Short task — Produce an exact transcription of the listing below, omitting the pictures.

• • • •

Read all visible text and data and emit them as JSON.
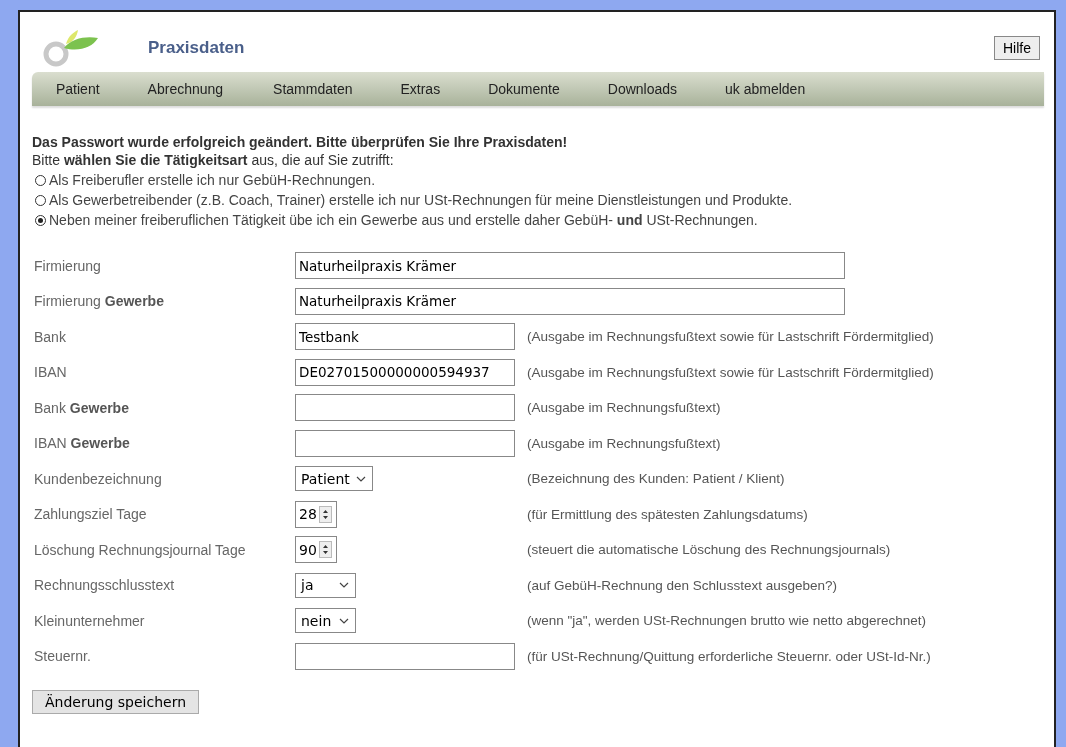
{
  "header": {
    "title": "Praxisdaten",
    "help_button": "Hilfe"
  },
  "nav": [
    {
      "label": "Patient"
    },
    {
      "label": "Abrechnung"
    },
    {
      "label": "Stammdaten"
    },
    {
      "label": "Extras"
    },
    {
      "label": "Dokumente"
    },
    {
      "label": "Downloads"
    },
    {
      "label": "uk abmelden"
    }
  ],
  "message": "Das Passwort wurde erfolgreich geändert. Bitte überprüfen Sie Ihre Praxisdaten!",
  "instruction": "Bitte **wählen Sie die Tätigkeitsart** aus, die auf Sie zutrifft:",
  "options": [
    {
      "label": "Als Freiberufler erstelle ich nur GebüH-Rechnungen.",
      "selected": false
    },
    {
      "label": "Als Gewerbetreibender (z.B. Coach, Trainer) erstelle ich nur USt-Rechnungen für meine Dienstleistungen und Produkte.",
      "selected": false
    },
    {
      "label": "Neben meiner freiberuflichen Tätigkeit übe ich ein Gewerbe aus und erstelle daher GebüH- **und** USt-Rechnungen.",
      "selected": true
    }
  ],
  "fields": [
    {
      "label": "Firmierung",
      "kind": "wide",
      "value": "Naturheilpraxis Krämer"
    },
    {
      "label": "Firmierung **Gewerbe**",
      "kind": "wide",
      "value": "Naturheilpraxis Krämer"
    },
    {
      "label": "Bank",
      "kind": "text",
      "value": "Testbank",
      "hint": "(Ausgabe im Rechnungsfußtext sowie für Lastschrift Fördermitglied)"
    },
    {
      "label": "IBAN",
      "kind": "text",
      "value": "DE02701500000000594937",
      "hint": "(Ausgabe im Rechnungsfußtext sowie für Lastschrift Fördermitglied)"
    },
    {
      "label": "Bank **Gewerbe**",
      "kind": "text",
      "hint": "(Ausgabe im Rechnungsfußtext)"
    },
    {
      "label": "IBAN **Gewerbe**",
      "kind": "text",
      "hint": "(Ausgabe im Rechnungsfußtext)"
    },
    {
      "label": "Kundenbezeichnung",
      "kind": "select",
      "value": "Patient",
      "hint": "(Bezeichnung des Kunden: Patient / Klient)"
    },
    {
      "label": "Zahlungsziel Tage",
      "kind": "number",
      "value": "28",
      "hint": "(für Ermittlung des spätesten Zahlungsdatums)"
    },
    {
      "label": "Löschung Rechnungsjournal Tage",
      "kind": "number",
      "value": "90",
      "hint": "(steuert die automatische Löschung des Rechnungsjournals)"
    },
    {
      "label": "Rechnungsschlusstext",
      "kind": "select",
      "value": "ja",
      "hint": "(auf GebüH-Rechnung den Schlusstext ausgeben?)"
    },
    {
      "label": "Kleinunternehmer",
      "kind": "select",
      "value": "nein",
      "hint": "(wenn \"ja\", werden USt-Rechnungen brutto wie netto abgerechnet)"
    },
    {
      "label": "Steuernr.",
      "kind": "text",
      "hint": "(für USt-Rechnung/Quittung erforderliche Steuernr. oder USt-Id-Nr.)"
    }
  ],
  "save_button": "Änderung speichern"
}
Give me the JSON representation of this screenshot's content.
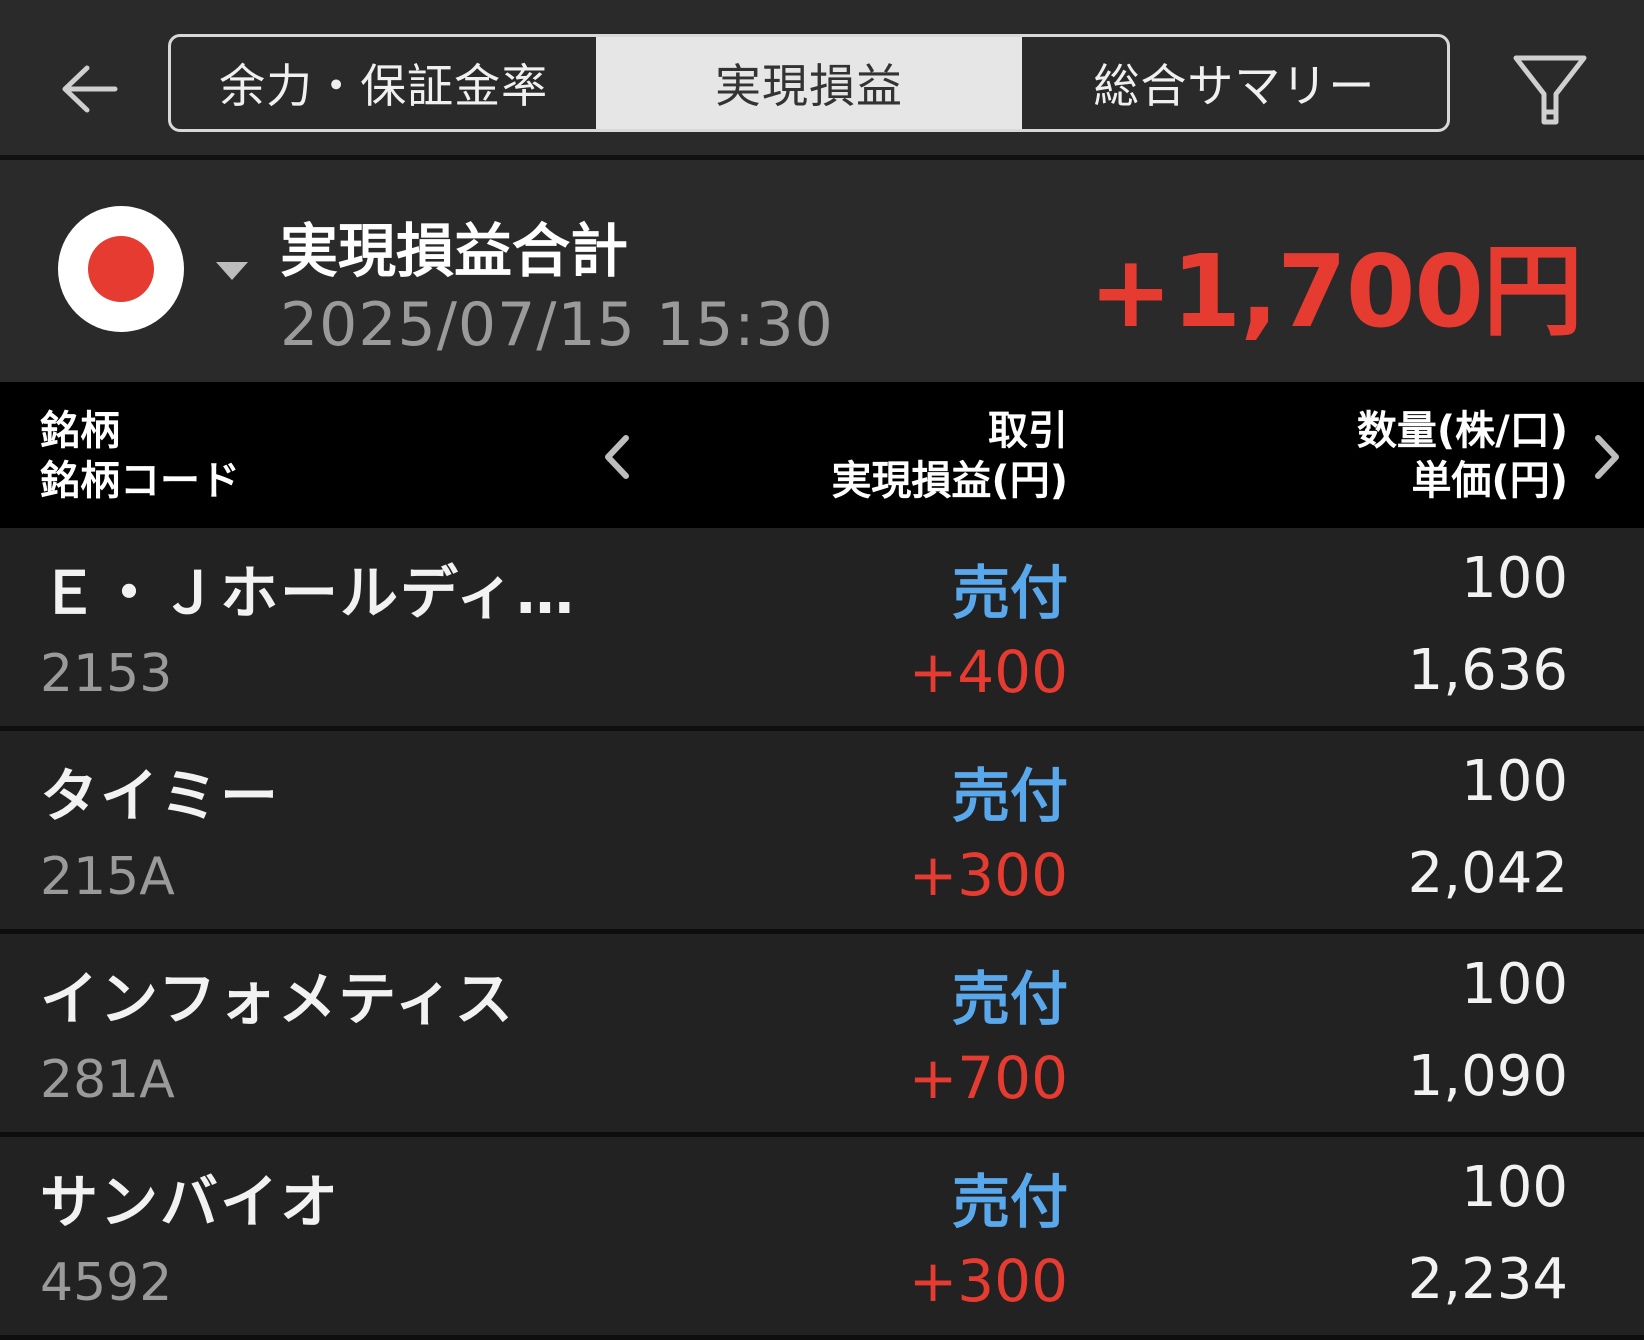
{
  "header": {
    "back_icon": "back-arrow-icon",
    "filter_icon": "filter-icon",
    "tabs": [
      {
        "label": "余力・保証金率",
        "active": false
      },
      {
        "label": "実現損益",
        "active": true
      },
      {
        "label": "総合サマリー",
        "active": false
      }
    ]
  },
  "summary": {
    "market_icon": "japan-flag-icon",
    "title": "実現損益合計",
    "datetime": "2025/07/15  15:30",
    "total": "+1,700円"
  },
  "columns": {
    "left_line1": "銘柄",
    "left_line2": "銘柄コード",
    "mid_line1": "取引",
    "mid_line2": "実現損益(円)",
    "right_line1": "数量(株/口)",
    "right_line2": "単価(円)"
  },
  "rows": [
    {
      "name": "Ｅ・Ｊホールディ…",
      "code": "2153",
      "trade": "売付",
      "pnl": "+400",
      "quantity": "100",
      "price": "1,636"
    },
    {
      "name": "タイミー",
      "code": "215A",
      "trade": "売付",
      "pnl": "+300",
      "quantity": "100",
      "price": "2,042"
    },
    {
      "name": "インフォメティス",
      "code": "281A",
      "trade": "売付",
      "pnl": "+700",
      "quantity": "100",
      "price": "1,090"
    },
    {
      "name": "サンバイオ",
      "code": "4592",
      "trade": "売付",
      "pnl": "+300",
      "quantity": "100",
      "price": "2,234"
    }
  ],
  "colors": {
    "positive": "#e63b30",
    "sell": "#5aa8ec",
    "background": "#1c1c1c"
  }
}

• • • •

Result for this exercise —
Read all visible text and data and emit them as JSON.
{
  "header": {
    "title": "Praxisdaten",
    "help_button": "Hilfe"
  },
  "nav": [
    {
      "label": "Patient"
    },
    {
      "label": "Abrechnung"
    },
    {
      "label": "Stammdaten"
    },
    {
      "label": "Extras"
    },
    {
      "label": "Dokumente"
    },
    {
      "label": "Downloads"
    },
    {
      "label": "uk abmelden"
    }
  ],
  "message": "Das Passwort wurde erfolgreich geändert. Bitte überprüfen Sie Ihre Praxisdaten!",
  "instruction": "Bitte **wählen Sie die Tätigkeitsart** aus, die auf Sie zutrifft:",
  "options": [
    {
      "label": "Als Freiberufler erstelle ich nur GebüH-Rechnungen.",
      "selected": false
    },
    {
      "label": "Als Gewerbetreibender (z.B. Coach, Trainer) erstelle ich nur USt-Rechnungen für meine Dienstleistungen und Produkte.",
      "selected": false
    },
    {
      "label": "Neben meiner freiberuflichen Tätigkeit übe ich ein Gewerbe aus und erstelle daher GebüH- **und** USt-Rechnungen.",
      "selected": true
    }
  ],
  "fields": [
    {
      "label": "Firmierung",
      "kind": "wide",
      "value": "Naturheilpraxis Krämer"
    },
    {
      "label": "Firmierung **Gewerbe**",
      "kind": "wide",
      "value": "Naturheilpraxis Krämer"
    },
    {
      "label": "Bank",
      "kind": "text",
      "value": "Testbank",
      "hint": "(Ausgabe im Rechnungsfußtext sowie für Lastschrift Fördermitglied)"
    },
    {
      "label": "IBAN",
      "kind": "text",
      "value": "DE02701500000000594937",
      "hint": "(Ausgabe im Rechnungsfußtext sowie für Lastschrift Fördermitglied)"
    },
    {
      "label": "Bank **Gewerbe**",
      "kind": "text",
      "hint": "(Ausgabe im Rechnungsfußtext)"
    },
    {
      "label": "IBAN **Gewerbe**",
      "kind": "text",
      "hint": "(Ausgabe im Rechnungsfußtext)"
    },
    {
      "label": "Kundenbezeichnung",
      "kind": "select",
      "value": "Patient",
      "hint": "(Bezeichnung des Kunden: Patient / Klient)"
    },
    {
      "label": "Zahlungsziel Tage",
      "kind": "number",
      "value": "28",
      "hint": "(für Ermittlung des spätesten Zahlungsdatums)"
    },
    {
      "label": "Löschung Rechnungsjournal Tage",
      "kind": "number",
      "value": "90",
      "hint": "(steuert die automatische Löschung des Rechnungsjournals)"
    },
    {
      "label": "Rechnungsschlusstext",
      "kind": "select",
      "value": "ja",
      "hint": "(auf GebüH-Rechnung den Schlusstext ausgeben?)"
    },
    {
      "label": "Kleinunternehmer",
      "kind": "select",
      "value": "nein",
      "hint": "(wenn \"ja\", werden USt-Rechnungen brutto wie netto abgerechnet)"
    },
    {
      "label": "Steuernr.",
      "kind": "text",
      "hint": "(für USt-Rechnung/Quittung erforderliche Steuernr. oder USt-Id-Nr.)"
    }
  ],
  "save_button": "Änderung speichern"
}
Give me the JSON representation of this screenshot's content.
{
  "header": {
    "back_icon": "back-arrow-icon",
    "filter_icon": "filter-icon",
    "tabs": [
      {
        "label": "余力・保証金率",
        "active": false
      },
      {
        "label": "実現損益",
        "active": true
      },
      {
        "label": "総合サマリー",
        "active": false
      }
    ]
  },
  "summary": {
    "market_icon": "japan-flag-icon",
    "title": "実現損益合計",
    "datetime": "2025/07/15  15:30",
    "total": "+1,700円"
  },
  "columns": {
    "left_line1": "銘柄",
    "left_line2": "銘柄コード",
    "mid_line1": "取引",
    "mid_line2": "実現損益(円)",
    "right_line1": "数量(株/口)",
    "right_line2": "単価(円)"
  },
  "rows": [
    {
      "name": "Ｅ・Ｊホールディ…",
      "code": "2153",
      "trade": "売付",
      "pnl": "+400",
      "quantity": "100",
      "price": "1,636"
    },
    {
      "name": "タイミー",
      "code": "215A",
      "trade": "売付",
      "pnl": "+300",
      "quantity": "100",
      "price": "2,042"
    },
    {
      "name": "インフォメティス",
      "code": "281A",
      "trade": "売付",
      "pnl": "+700",
      "quantity": "100",
      "price": "1,090"
    },
    {
      "name": "サンバイオ",
      "code": "4592",
      "trade": "売付",
      "pnl": "+300",
      "quantity": "100",
      "price": "2,234"
    }
  ],
  "colors": {
    "positive": "#e63b30",
    "sell": "#5aa8ec",
    "background": "#1c1c1c"
  }
}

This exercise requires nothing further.